[begin Source data]

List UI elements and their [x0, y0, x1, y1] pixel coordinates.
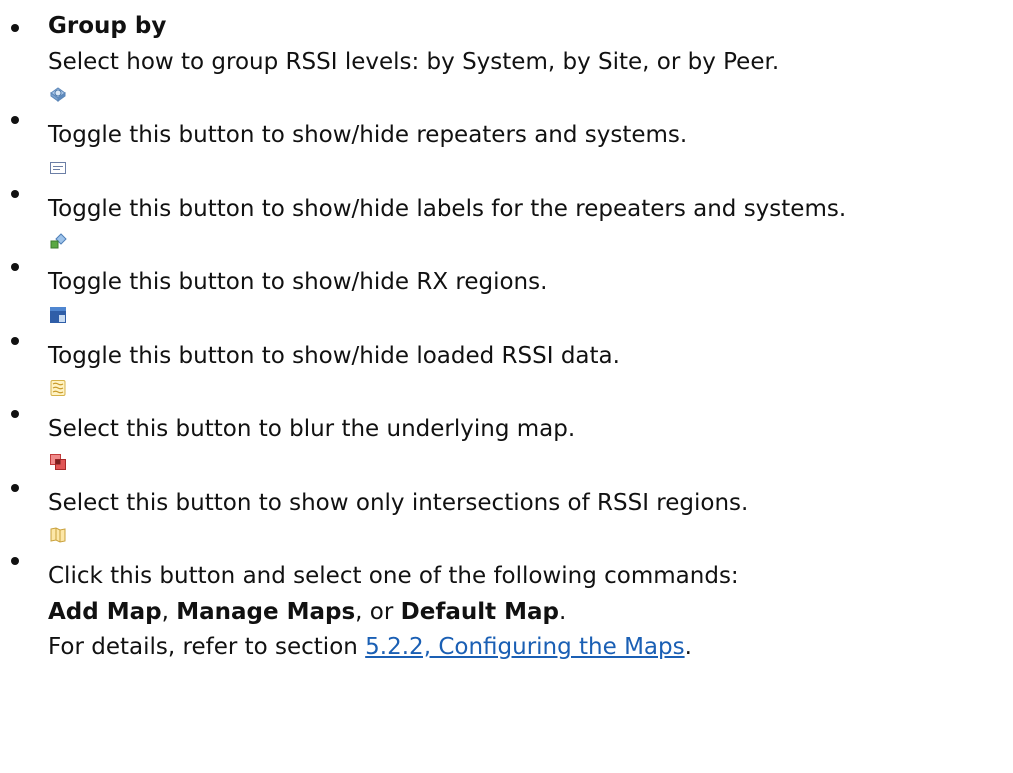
- rssi-data-icon[interactable]: [48, 305, 68, 325]
- default-map-command: Default Map: [400, 598, 559, 625]
- bullet: [11, 410, 19, 418]
- maps-description-line1: Click this button and select one of the …: [48, 563, 739, 589]
- label-icon[interactable]: [48, 158, 68, 178]
- bullet: [11, 557, 19, 565]
- rx-regions-description: Toggle this button to show/hide RX regio…: [48, 269, 548, 295]
- rx-region-icon[interactable]: [48, 231, 68, 251]
- list-item-rx-regions: Toggle this button to show/hide RX regio…: [0, 227, 1013, 301]
- list-item-intersections: Select this button to show only intersec…: [0, 448, 1013, 522]
- maps-reference-line: For details, refer to section 5.2.2, Con…: [48, 630, 1013, 666]
- intersection-icon[interactable]: [48, 452, 68, 472]
- bullet: [11, 483, 19, 492]
- bullet: [11, 116, 19, 124]
- toolbar-buttons-list: Group by Select how to group RSSI levels…: [0, 9, 1013, 666]
- configuring-maps-link[interactable]: 5.2.2, Configuring the Maps: [365, 634, 684, 660]
- list-item-labels: Toggle this button to show/hide labels f…: [0, 154, 1013, 228]
- period: .: [559, 598, 567, 625]
- blur-map-icon[interactable]: [48, 378, 68, 398]
- repeaters-description: Toggle this button to show/hide repeater…: [48, 122, 688, 148]
- separator: ,: [161, 598, 177, 625]
- manage-maps-command: Manage Maps: [176, 598, 356, 625]
- bullet: [11, 263, 19, 271]
- group-by-title: Group by: [48, 13, 167, 39]
- list-item-repeaters: Toggle this button to show/hide repeater…: [0, 80, 1013, 154]
- separator: , or: [355, 598, 401, 625]
- bullet: [11, 189, 19, 198]
- map-icon[interactable]: [48, 525, 68, 545]
- blur-map-description: Select this button to blur the underlyin…: [48, 416, 576, 442]
- bullet: [11, 336, 19, 345]
- group-by-description: Select how to group RSSI levels: by Syst…: [48, 48, 780, 75]
- maps-commands-line: Add Map, Manage Maps, or Default Map.: [48, 595, 1013, 631]
- reference-prefix: For details, refer to section: [48, 634, 366, 660]
- reference-suffix: .: [684, 634, 692, 660]
- repeater-system-icon[interactable]: [48, 84, 68, 104]
- list-item-blur-map: Select this button to blur the underlyin…: [0, 374, 1013, 448]
- add-map-command: Add Map: [48, 598, 162, 625]
- list-item-maps: Click this button and select one of the …: [0, 521, 1013, 666]
- list-item-group-by: Group by Select how to group RSSI levels…: [0, 9, 1013, 80]
- list-item-rssi-data: Toggle this button to show/hide loaded R…: [0, 301, 1013, 375]
- bullet: [11, 24, 19, 32]
- rssi-data-description: Toggle this button to show/hide loaded R…: [48, 342, 620, 369]
- intersections-description: Select this button to show only intersec…: [48, 489, 749, 516]
- labels-description: Toggle this button to show/hide labels f…: [48, 195, 847, 222]
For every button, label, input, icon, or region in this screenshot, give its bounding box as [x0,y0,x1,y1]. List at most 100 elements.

[end Source data]

:: Instructions for the task ::
Please format every line of the rows above as a JSON list of strings, one string per line, with blank lines and the pictures left out.

:: Task result ::
[
  "List UI elements and their [x0, y0, x1, y1] pixel coordinates.",
  "- rssi-data-icon[interactable]: [48, 305, 68, 325]",
  "- default-map-command: Default Map: [400, 598, 559, 625]",
  "- bullet: [11, 410, 19, 418]",
  "- maps-description-line1: Click this button and select one of the …: [48, 563, 739, 589]",
  "- label-icon[interactable]: [48, 158, 68, 178]",
  "- bullet: [11, 557, 19, 565]",
  "- rx-regions-description: Toggle this button to show/hide RX regio…: [48, 269, 548, 295]",
  "- rx-region-icon[interactable]: [48, 231, 68, 251]",
  "- list-item-rx-regions: Toggle this button to show/hide RX regio…: [0, 227, 1013, 301]",
  "- list-item-intersections: Select this button to show only intersec…: [0, 448, 1013, 522]",
  "- maps-reference-line: For details, refer to section 5.2.2, Con…: [48, 630, 1013, 666]",
  "- intersection-icon[interactable]: [48, 452, 68, 472]",
  "- bullet: [11, 483, 19, 492]",
  "- bullet: [11, 116, 19, 124]",
  "- toolbar-buttons-list: Group by Select how to group RSSI levels…: [0, 9, 1013, 666]",
  "- configuring-maps-link[interactable]: 5.2.2, Configuring the Maps: [365, 634, 684, 660]",
  "- list-item-labels: Toggle this button to show/hide labels f…: [0, 154, 1013, 228]",
  "- period: .: [559, 598, 567, 625]",
  "- blur-map-icon[interactable]: [48, 378, 68, 398]",
  "- repeaters-description: Toggle this button to show/hide repeater…: [48, 122, 688, 148]",
  "- separator: ,: [161, 598, 177, 625]",
  "- manage-maps-command: Manage Maps: [176, 598, 356, 625]",
  "- bullet: [11, 263, 19, 271]",
  "- group-by-title: Group by: [48, 13, 167, 39]",
  "- list-item-repeaters: Toggle this button to show/hide repeater…: [0, 80, 1013, 154]",
  "- separator: , or: [355, 598, 401, 625]",
  "- bullet: [11, 189, 19, 198]",
  "- map-icon[interactable]: [48, 525, 68, 545]",
  "- blur-map-description: Select this button to blur the underlyin…: [48, 416, 576, 442]",
  "- bullet: [11, 336, 19, 345]",
  "- group-by-description: Select how to group RSSI levels: by Syst…: [48, 48, 780, 75]",
  "- maps-commands-line: Add Map, Manage Maps, or Default Map.: [48, 595, 1013, 631]",
  "- reference-prefix: For details, refer to section: [48, 634, 366, 660]",
  "- reference-suffix: .: [684, 634, 692, 660]",
  "- repeater-system-icon[interactable]: [48, 84, 68, 104]",
  "- list-item-blur-map: Select this button to blur the underlyin…: [0, 374, 1013, 448]",
  "- add-map-command: Add Map: [48, 598, 162, 625]",
  "- list-item-maps: Click this button and select one of the …: [0, 521, 1013, 666]",
  "- list-item-group-by: Group by Select how to group RSSI levels…: [0, 9, 1013, 80]",
  "- list-item-rssi-data: Toggle this button to show/hide loaded R…: [0, 301, 1013, 375]",
  "- bullet: [11, 24, 19, 32]",
  "- rssi-data-description: Toggle this button to show/hide loaded R…: [48, 342, 620, 369]",
  "- intersections-description: Select this button to show only intersec…: [48, 489, 749, 516]",
  "- labels-description: Toggle this button to show/hide labels f…: [48, 195, 847, 222]",
  "For every button, label, input, icon, or region in this screenshot, give its bounding box as [x0,y0,x1,y1]. List at most 100 elements."
]